Locate each line with the string "JSON" in the listing below and copy it.

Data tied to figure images
┄┄┄┄┄┄┄┄┄┄

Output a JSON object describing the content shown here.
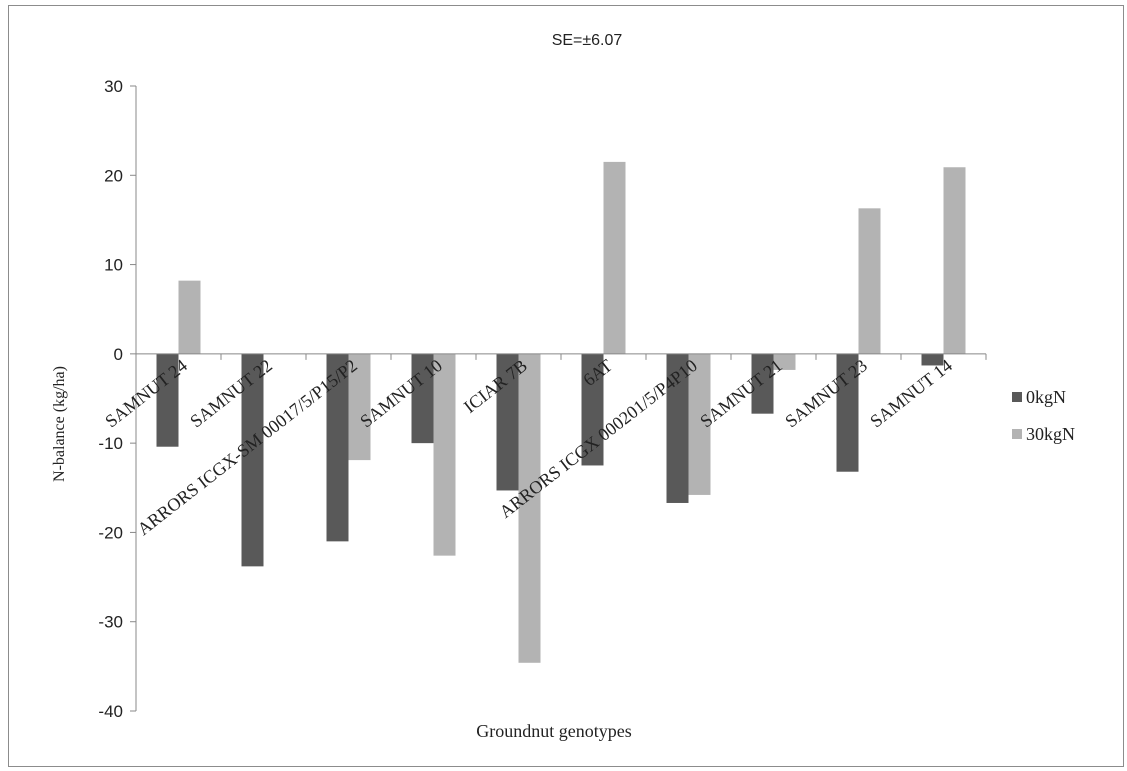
{
  "chart_data": {
    "type": "bar",
    "title": "SE=±6.07",
    "xlabel": "Groundnut genotypes",
    "ylabel": "N-balance (kg/ha)",
    "ylim": [
      -40,
      30
    ],
    "yticks": [
      -40,
      -30,
      -20,
      -10,
      0,
      10,
      20,
      30
    ],
    "ytick_labels": [
      "-40",
      "-30",
      "-20",
      "-10",
      "0",
      "10",
      "20",
      "30"
    ],
    "grid": false,
    "legend_position": "right",
    "categories": [
      "SAMNUT 24",
      "SAMNUT 22",
      "ARRORS ICGX-SM 00017/5/P15/P2",
      "SAMNUT 10",
      "ICIAR 7B",
      "6AT",
      "ARRORS ICGX 000201/5/P4P10",
      "SAMNUT 21",
      "SAMNUT 23",
      "SAMNUT 14"
    ],
    "series": [
      {
        "name": "0kgN",
        "color": "#595959",
        "values": [
          -10.4,
          -23.8,
          -21.0,
          -10.0,
          -15.3,
          -12.5,
          -16.7,
          -6.7,
          -13.2,
          -1.3
        ]
      },
      {
        "name": "30kgN",
        "color": "#b3b3b3",
        "values": [
          8.2,
          0,
          -11.9,
          -22.6,
          -34.6,
          21.5,
          -15.8,
          -1.8,
          16.3,
          20.9
        ]
      }
    ]
  }
}
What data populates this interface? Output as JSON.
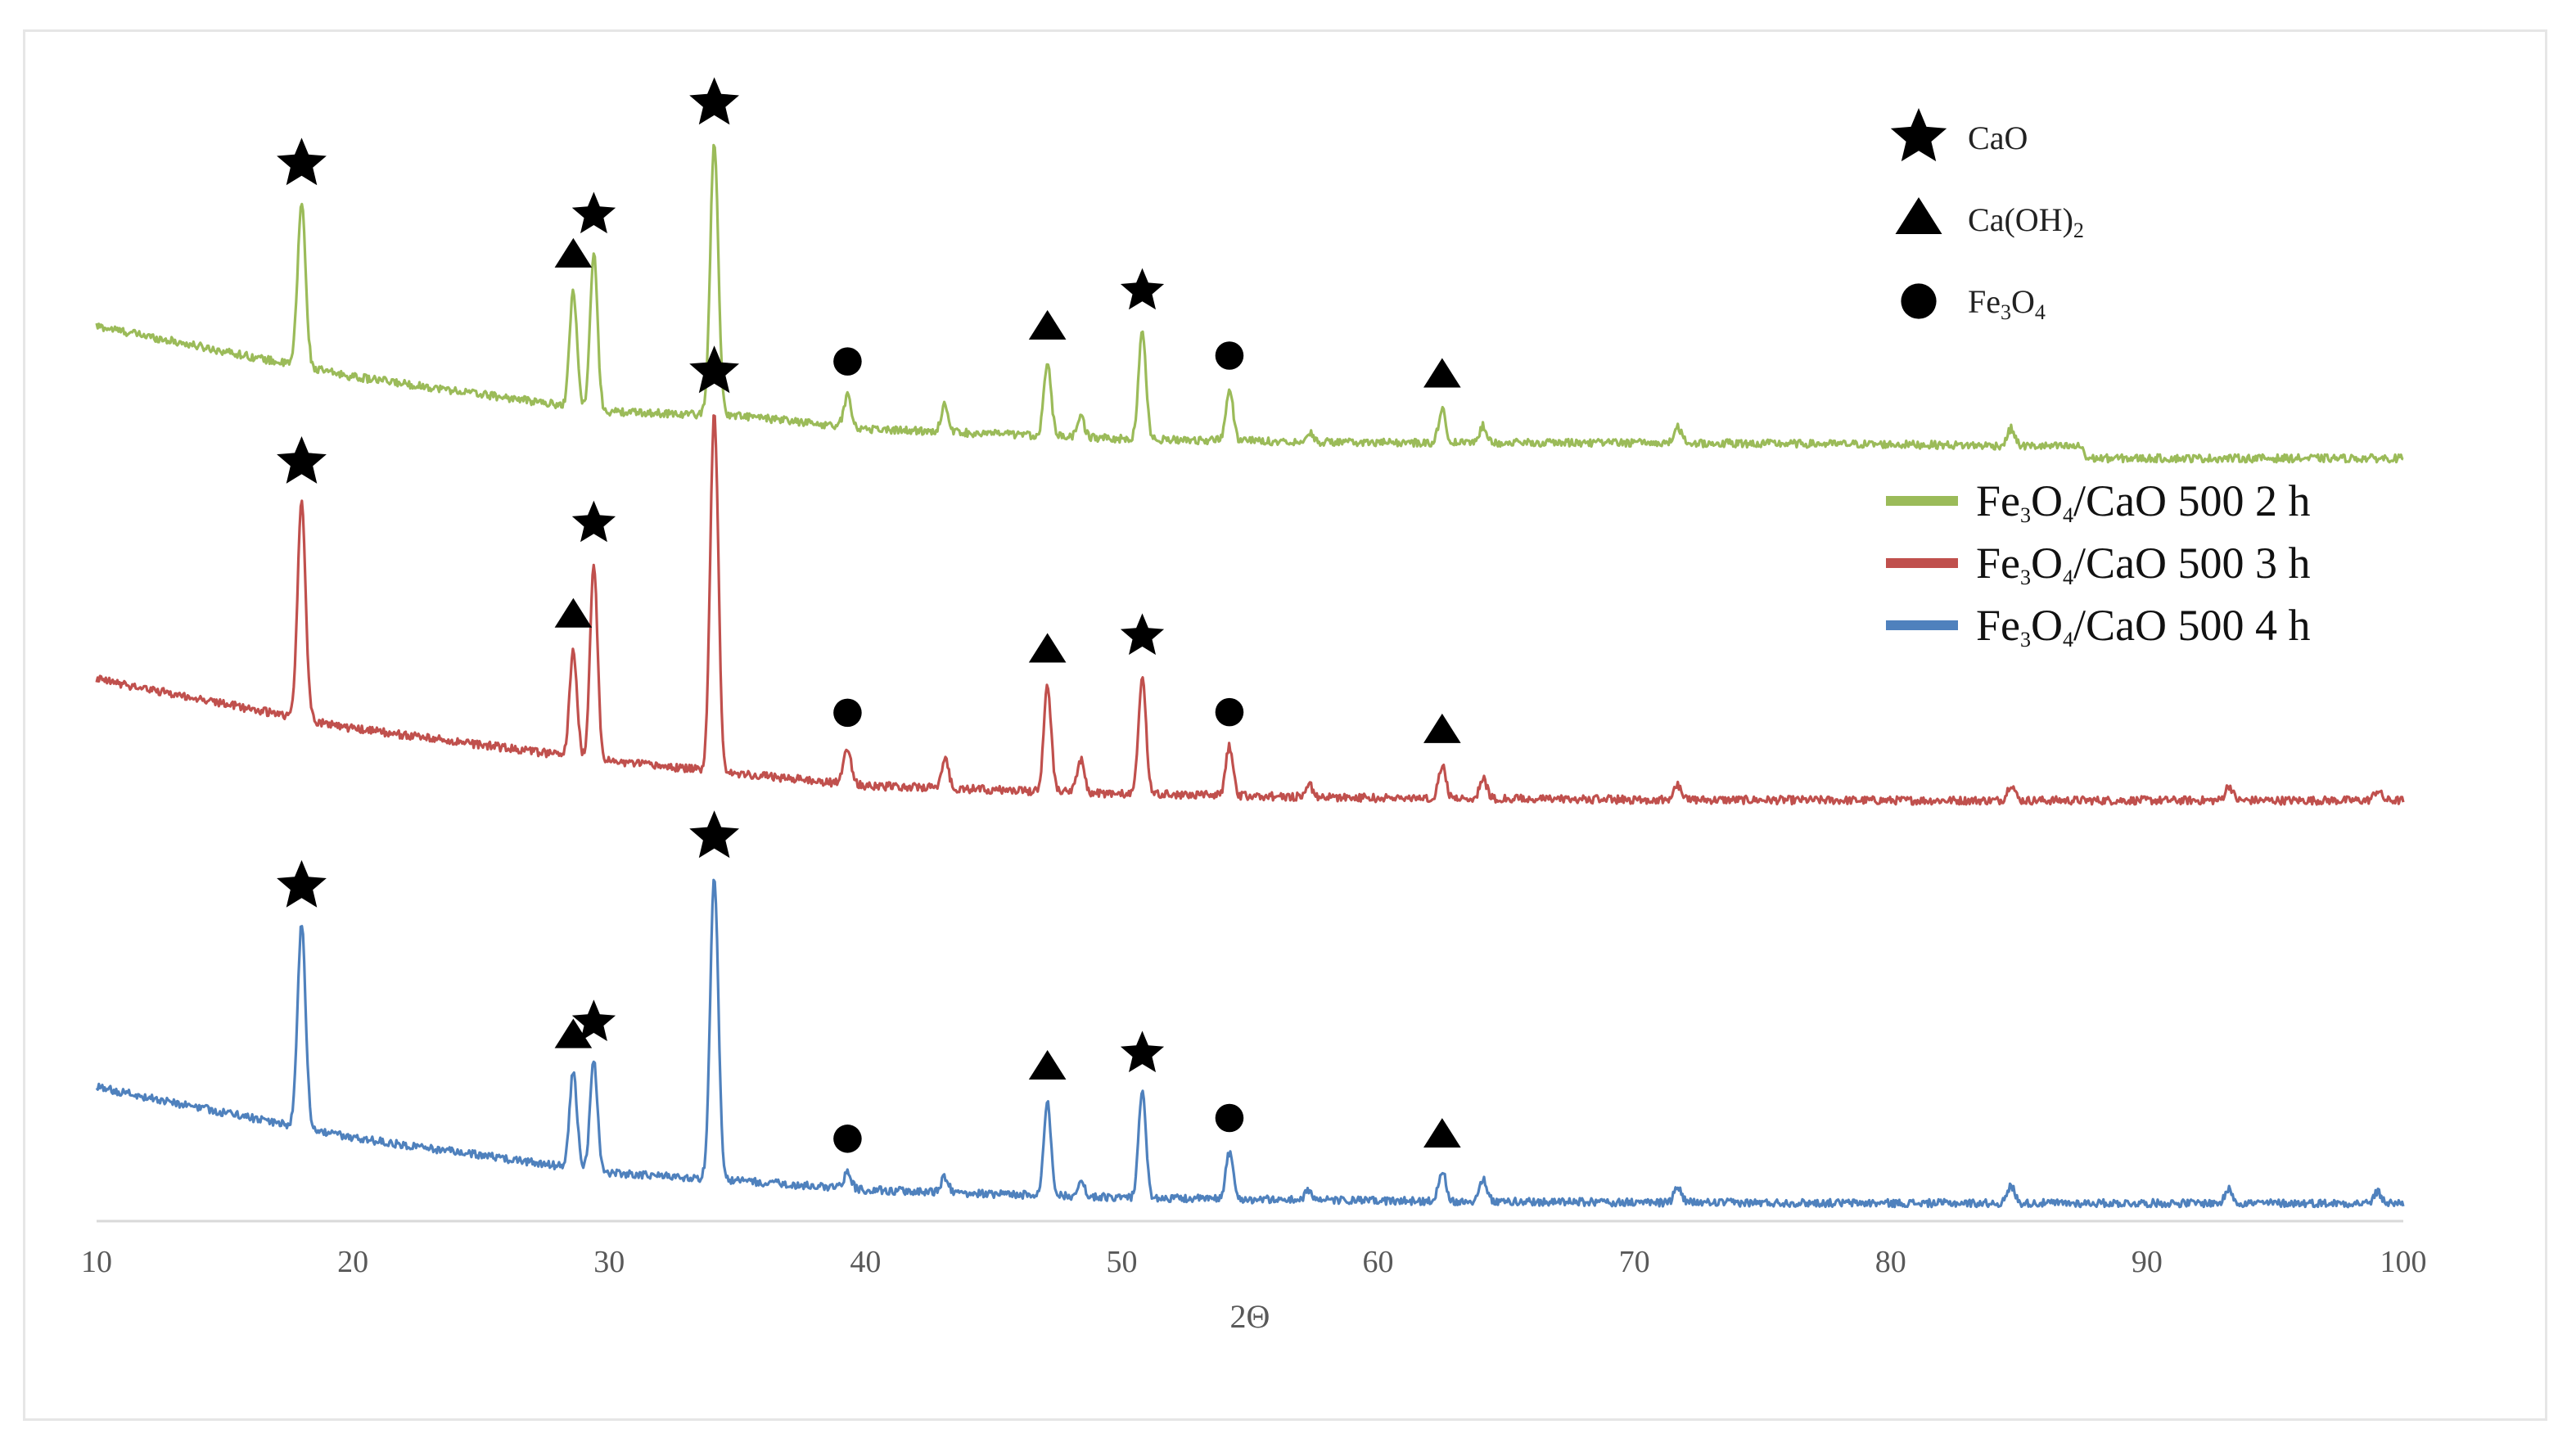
{
  "chart_data": {
    "type": "line",
    "title": "",
    "xlabel": "2Θ",
    "ylabel": "",
    "xlim": [
      10,
      100
    ],
    "xticks": [
      10,
      20,
      30,
      40,
      50,
      60,
      70,
      80,
      90,
      100
    ],
    "grid": false,
    "legend_position": "right",
    "series": [
      {
        "name": "Fe3O4/CaO 500 2 h",
        "color": "#9bbb59",
        "baseline": [
          [
            10,
            540
          ],
          [
            20,
            475
          ],
          [
            30,
            430
          ],
          [
            35,
            425
          ],
          [
            40,
            408
          ],
          [
            50,
            395
          ],
          [
            60,
            390
          ],
          [
            70,
            390
          ],
          [
            80,
            388
          ],
          [
            87.5,
            385
          ],
          [
            87.6,
            370
          ],
          [
            100,
            370
          ]
        ],
        "peaks": [
          [
            18.0,
            210
          ],
          [
            28.6,
            150
          ],
          [
            29.4,
            200
          ],
          [
            34.1,
            350
          ],
          [
            39.3,
            40
          ],
          [
            43.1,
            35
          ],
          [
            47.1,
            95
          ],
          [
            48.4,
            25
          ],
          [
            50.8,
            140
          ],
          [
            54.2,
            65
          ],
          [
            57.3,
            12
          ],
          [
            62.5,
            42
          ],
          [
            64.1,
            22
          ],
          [
            71.7,
            20
          ],
          [
            84.7,
            22
          ]
        ]
      },
      {
        "name": "Fe3O4/CaO 500 3 h",
        "color": "#c0504d",
        "baseline": [
          [
            10,
            540
          ],
          [
            20,
            480
          ],
          [
            30,
            440
          ],
          [
            35,
            425
          ],
          [
            40,
            410
          ],
          [
            50,
            400
          ],
          [
            60,
            395
          ],
          [
            70,
            393
          ],
          [
            80,
            392
          ],
          [
            90,
            392
          ],
          [
            100,
            392
          ]
        ],
        "peaks": [
          [
            18.0,
            265
          ],
          [
            28.6,
            130
          ],
          [
            29.4,
            240
          ],
          [
            34.1,
            440
          ],
          [
            39.3,
            45
          ],
          [
            43.1,
            35
          ],
          [
            47.1,
            130
          ],
          [
            48.4,
            40
          ],
          [
            50.8,
            145
          ],
          [
            54.2,
            60
          ],
          [
            57.3,
            15
          ],
          [
            62.5,
            40
          ],
          [
            64.1,
            25
          ],
          [
            71.7,
            18
          ],
          [
            84.7,
            20
          ],
          [
            93.2,
            18
          ],
          [
            99.0,
            12
          ]
        ]
      },
      {
        "name": "Fe3O4/CaO 500 4 h",
        "color": "#4f81bd",
        "baseline": [
          [
            10,
            540
          ],
          [
            20,
            475
          ],
          [
            30,
            430
          ],
          [
            35,
            420
          ],
          [
            40,
            408
          ],
          [
            50,
            398
          ],
          [
            60,
            394
          ],
          [
            70,
            392
          ],
          [
            80,
            391
          ],
          [
            90,
            391
          ],
          [
            100,
            391
          ]
        ],
        "peaks": [
          [
            18.0,
            260
          ],
          [
            28.6,
            125
          ],
          [
            29.4,
            140
          ],
          [
            34.1,
            390
          ],
          [
            39.3,
            20
          ],
          [
            43.1,
            20
          ],
          [
            47.1,
            120
          ],
          [
            48.4,
            20
          ],
          [
            50.8,
            135
          ],
          [
            54.2,
            60
          ],
          [
            57.3,
            12
          ],
          [
            62.5,
            40
          ],
          [
            64.1,
            30
          ],
          [
            71.7,
            20
          ],
          [
            84.7,
            22
          ],
          [
            93.2,
            18
          ],
          [
            99.0,
            14
          ]
        ]
      }
    ],
    "annotations": [
      {
        "series": 0,
        "x": 18.0,
        "phase": "CaO"
      },
      {
        "series": 0,
        "x": 28.6,
        "phase": "Ca(OH)2"
      },
      {
        "series": 0,
        "x": 29.4,
        "phase": "CaO"
      },
      {
        "series": 0,
        "x": 34.1,
        "phase": "CaO"
      },
      {
        "series": 0,
        "x": 39.3,
        "phase": "Fe3O4"
      },
      {
        "series": 0,
        "x": 47.1,
        "phase": "Ca(OH)2"
      },
      {
        "series": 0,
        "x": 50.8,
        "phase": "CaO"
      },
      {
        "series": 0,
        "x": 54.2,
        "phase": "Fe3O4"
      },
      {
        "series": 0,
        "x": 62.5,
        "phase": "Ca(OH)2"
      },
      {
        "series": 1,
        "x": 18.0,
        "phase": "CaO"
      },
      {
        "series": 1,
        "x": 28.6,
        "phase": "Ca(OH)2"
      },
      {
        "series": 1,
        "x": 29.4,
        "phase": "CaO"
      },
      {
        "series": 1,
        "x": 34.1,
        "phase": "CaO"
      },
      {
        "series": 1,
        "x": 39.3,
        "phase": "Fe3O4"
      },
      {
        "series": 1,
        "x": 47.1,
        "phase": "Ca(OH)2"
      },
      {
        "series": 1,
        "x": 50.8,
        "phase": "CaO"
      },
      {
        "series": 1,
        "x": 54.2,
        "phase": "Fe3O4"
      },
      {
        "series": 1,
        "x": 62.5,
        "phase": "Ca(OH)2"
      },
      {
        "series": 2,
        "x": 18.0,
        "phase": "CaO"
      },
      {
        "series": 2,
        "x": 28.6,
        "phase": "Ca(OH)2"
      },
      {
        "series": 2,
        "x": 29.4,
        "phase": "CaO"
      },
      {
        "series": 2,
        "x": 34.1,
        "phase": "CaO"
      },
      {
        "series": 2,
        "x": 39.3,
        "phase": "Fe3O4"
      },
      {
        "series": 2,
        "x": 47.1,
        "phase": "Ca(OH)2"
      },
      {
        "series": 2,
        "x": 50.8,
        "phase": "CaO"
      },
      {
        "series": 2,
        "x": 54.2,
        "phase": "Fe3O4"
      },
      {
        "series": 2,
        "x": 62.5,
        "phase": "Ca(OH)2"
      }
    ],
    "marker_legend": [
      {
        "symbol": "star",
        "label": "CaO"
      },
      {
        "symbol": "triangle",
        "label": "Ca(OH)2"
      },
      {
        "symbol": "circle",
        "label": "Fe3O4"
      }
    ]
  }
}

┄┄┄┄┄┄┄┄┄┄

**Response to the exercise**
Output a JSON object describing the content shown here.
What data populates this interface? Output as JSON.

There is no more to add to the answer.